Task details —
Search the data for the string "général" and gather each line it is in.

____ Entries

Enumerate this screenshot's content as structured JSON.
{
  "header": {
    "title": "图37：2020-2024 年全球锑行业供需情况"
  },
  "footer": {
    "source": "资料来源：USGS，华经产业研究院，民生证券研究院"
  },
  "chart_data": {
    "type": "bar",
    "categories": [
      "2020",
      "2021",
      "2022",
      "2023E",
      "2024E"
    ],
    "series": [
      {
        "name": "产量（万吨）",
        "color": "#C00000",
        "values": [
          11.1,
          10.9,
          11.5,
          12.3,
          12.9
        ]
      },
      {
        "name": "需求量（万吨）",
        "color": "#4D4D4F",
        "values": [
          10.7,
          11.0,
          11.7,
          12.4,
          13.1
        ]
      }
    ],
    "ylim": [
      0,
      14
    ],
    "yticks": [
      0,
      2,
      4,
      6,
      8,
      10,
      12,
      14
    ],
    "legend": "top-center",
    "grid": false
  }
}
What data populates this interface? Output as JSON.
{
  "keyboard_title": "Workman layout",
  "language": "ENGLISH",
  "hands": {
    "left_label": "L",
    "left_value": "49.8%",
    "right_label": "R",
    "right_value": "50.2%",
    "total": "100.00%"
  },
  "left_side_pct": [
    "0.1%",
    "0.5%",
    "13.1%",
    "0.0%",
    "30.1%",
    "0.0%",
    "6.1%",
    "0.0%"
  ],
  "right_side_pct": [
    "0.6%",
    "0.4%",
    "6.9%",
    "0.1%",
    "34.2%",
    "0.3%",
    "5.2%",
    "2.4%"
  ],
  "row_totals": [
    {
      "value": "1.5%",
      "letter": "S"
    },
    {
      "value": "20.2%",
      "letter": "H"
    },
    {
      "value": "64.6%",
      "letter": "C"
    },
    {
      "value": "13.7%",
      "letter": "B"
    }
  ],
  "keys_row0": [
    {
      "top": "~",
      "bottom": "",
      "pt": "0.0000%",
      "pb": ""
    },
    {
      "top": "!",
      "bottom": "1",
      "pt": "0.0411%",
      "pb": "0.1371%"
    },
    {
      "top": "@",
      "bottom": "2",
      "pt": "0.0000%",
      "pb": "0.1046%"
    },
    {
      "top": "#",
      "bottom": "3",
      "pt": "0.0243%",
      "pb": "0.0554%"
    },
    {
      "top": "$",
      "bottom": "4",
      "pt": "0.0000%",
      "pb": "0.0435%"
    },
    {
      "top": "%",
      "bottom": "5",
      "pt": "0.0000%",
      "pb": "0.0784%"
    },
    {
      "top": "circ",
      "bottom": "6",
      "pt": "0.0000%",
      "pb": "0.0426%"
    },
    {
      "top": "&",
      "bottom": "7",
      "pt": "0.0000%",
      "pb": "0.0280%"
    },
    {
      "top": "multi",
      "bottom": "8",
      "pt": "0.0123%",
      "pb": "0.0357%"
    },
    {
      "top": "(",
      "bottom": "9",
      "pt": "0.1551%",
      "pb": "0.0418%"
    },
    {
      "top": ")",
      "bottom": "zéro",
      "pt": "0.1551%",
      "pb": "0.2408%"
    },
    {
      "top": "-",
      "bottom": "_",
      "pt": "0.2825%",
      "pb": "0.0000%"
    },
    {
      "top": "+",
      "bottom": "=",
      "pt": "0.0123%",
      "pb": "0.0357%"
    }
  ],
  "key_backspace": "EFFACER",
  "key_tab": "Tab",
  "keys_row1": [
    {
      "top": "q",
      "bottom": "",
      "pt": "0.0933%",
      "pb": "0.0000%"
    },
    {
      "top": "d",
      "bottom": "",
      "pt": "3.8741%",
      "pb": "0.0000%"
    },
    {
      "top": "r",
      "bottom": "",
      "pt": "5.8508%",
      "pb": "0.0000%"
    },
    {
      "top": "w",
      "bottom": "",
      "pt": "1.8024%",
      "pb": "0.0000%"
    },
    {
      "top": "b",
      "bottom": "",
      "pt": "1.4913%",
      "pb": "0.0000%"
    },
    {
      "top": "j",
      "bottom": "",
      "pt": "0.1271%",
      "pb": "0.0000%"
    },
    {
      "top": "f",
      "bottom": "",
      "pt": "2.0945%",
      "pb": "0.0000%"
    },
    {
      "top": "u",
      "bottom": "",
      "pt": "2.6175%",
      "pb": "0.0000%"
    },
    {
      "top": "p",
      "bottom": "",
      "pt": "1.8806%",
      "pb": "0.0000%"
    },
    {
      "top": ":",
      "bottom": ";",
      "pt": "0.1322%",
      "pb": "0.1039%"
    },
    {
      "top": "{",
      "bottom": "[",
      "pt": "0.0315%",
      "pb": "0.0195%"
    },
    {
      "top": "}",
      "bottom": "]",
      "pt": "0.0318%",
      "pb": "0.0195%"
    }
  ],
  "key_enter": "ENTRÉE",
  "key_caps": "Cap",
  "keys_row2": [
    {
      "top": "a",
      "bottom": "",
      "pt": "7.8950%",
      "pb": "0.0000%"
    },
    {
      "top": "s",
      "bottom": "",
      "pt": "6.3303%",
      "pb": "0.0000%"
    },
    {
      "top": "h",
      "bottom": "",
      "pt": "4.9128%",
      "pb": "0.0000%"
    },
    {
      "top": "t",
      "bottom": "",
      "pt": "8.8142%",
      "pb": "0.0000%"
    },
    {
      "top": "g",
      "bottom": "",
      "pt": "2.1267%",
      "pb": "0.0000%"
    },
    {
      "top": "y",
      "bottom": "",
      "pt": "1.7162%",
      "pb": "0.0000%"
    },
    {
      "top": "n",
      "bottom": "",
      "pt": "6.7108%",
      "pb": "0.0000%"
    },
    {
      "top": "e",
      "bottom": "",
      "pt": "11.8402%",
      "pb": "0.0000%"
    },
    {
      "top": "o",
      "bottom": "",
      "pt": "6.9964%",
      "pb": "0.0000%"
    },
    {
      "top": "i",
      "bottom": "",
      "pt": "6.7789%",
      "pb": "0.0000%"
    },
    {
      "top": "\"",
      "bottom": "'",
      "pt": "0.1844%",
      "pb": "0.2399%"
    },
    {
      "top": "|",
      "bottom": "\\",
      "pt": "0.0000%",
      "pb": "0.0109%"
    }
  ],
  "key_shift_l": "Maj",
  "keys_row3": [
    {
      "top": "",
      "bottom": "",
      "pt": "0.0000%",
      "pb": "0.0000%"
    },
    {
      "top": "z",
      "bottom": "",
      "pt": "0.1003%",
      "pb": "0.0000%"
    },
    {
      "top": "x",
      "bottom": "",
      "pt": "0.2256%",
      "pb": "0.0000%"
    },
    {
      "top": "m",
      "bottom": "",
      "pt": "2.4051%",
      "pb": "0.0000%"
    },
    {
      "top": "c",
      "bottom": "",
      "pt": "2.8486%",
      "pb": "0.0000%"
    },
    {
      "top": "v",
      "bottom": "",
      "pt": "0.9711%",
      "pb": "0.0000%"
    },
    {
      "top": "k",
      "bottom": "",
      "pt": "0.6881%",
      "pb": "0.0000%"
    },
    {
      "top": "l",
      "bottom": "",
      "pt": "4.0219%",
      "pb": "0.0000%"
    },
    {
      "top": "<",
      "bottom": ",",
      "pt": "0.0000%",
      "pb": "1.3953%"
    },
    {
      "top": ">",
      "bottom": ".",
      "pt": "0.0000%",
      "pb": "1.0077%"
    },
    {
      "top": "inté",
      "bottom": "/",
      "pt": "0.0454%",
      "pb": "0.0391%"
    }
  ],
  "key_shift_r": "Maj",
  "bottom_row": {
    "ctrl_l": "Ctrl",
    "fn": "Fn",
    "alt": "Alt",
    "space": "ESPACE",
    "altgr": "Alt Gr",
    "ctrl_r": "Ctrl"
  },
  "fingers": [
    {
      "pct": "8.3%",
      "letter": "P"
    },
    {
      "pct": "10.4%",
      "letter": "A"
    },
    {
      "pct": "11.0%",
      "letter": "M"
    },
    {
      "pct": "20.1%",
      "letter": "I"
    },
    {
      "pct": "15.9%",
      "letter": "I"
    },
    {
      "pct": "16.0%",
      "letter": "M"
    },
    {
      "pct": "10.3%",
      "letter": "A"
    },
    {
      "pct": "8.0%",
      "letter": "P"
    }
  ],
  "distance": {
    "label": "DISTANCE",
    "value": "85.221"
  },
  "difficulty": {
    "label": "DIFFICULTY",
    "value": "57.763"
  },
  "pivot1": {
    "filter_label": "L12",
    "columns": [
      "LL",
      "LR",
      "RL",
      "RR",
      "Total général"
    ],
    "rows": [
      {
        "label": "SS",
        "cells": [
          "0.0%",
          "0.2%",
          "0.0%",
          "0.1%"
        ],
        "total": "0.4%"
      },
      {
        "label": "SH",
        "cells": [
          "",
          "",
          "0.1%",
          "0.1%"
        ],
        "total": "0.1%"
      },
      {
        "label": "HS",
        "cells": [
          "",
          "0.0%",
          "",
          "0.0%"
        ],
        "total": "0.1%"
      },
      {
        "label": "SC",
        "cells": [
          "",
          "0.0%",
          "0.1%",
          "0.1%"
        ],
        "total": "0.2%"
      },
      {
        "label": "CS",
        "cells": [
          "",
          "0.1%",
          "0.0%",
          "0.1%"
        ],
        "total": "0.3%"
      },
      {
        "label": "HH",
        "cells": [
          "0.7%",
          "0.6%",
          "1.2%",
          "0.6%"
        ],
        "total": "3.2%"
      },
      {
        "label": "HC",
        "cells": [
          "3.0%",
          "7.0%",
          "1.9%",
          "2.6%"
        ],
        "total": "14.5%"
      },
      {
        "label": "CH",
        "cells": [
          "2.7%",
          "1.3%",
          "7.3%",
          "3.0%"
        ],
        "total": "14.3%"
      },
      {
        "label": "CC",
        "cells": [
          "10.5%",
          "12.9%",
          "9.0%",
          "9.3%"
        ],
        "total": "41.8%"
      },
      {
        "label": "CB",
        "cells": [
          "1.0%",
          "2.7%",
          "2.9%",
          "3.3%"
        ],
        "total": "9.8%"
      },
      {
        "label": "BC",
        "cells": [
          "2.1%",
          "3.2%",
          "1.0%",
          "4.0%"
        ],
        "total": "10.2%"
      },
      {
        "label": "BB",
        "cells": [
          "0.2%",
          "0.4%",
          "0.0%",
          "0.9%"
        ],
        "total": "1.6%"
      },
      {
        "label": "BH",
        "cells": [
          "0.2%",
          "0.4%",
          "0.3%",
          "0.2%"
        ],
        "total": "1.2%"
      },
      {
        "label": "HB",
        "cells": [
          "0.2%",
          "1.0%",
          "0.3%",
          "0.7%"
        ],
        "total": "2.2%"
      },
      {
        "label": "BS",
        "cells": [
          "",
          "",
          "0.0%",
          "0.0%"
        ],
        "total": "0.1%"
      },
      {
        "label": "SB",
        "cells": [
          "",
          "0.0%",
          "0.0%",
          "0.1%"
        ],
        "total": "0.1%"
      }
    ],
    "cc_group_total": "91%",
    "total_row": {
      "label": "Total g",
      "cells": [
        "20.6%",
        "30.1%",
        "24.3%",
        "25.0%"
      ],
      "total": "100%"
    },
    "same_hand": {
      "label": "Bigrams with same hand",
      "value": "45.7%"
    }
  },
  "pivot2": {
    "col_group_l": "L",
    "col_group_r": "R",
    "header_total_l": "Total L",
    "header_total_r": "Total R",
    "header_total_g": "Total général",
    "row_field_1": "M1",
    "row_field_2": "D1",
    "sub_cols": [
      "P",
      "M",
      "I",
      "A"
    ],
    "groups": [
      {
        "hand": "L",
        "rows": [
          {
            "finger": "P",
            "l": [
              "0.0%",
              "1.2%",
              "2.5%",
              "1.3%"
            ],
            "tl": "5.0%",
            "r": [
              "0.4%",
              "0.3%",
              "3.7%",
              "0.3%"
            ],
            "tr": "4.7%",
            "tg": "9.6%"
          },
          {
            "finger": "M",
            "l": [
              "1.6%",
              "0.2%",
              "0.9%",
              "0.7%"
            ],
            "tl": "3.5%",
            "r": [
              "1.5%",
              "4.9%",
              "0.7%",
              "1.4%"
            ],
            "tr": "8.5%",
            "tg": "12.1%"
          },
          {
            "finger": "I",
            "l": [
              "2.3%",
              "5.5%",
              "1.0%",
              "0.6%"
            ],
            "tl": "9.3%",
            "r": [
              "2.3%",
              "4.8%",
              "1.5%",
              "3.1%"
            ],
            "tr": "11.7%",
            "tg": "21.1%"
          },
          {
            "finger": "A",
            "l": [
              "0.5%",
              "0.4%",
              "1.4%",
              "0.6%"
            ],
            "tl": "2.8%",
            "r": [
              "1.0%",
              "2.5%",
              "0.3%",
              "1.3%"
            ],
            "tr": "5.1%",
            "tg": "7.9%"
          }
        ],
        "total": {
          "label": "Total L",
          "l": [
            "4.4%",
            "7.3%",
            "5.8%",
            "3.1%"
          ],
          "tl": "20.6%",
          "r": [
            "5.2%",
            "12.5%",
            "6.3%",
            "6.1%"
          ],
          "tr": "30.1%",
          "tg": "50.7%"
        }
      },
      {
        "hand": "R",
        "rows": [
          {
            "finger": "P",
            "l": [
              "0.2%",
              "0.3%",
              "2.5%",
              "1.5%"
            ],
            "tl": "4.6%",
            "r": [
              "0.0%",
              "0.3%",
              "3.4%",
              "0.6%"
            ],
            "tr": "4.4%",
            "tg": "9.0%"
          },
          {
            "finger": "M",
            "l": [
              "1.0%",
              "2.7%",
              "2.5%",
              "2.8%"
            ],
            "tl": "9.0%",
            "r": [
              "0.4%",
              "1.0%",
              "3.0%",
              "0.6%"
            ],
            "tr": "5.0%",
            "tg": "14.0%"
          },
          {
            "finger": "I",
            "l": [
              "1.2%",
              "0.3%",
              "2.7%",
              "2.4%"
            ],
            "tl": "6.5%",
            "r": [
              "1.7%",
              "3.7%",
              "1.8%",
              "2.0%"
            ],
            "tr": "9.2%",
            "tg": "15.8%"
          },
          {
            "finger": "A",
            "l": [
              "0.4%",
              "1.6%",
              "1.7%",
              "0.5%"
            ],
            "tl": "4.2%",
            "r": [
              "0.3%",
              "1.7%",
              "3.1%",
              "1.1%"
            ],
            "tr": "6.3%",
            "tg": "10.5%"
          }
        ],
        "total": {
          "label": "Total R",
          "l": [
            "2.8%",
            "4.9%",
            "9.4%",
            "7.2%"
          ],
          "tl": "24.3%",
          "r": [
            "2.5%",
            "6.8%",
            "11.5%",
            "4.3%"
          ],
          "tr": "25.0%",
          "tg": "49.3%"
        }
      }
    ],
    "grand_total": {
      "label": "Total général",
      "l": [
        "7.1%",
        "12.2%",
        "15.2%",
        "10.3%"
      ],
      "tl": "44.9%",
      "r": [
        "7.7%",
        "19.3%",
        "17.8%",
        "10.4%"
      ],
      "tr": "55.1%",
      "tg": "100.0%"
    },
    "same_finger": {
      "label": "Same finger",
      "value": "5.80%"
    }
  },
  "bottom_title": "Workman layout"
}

________

Response below —
      "Total général"
    "header_total_g": "Total général",
      "label": "Total général",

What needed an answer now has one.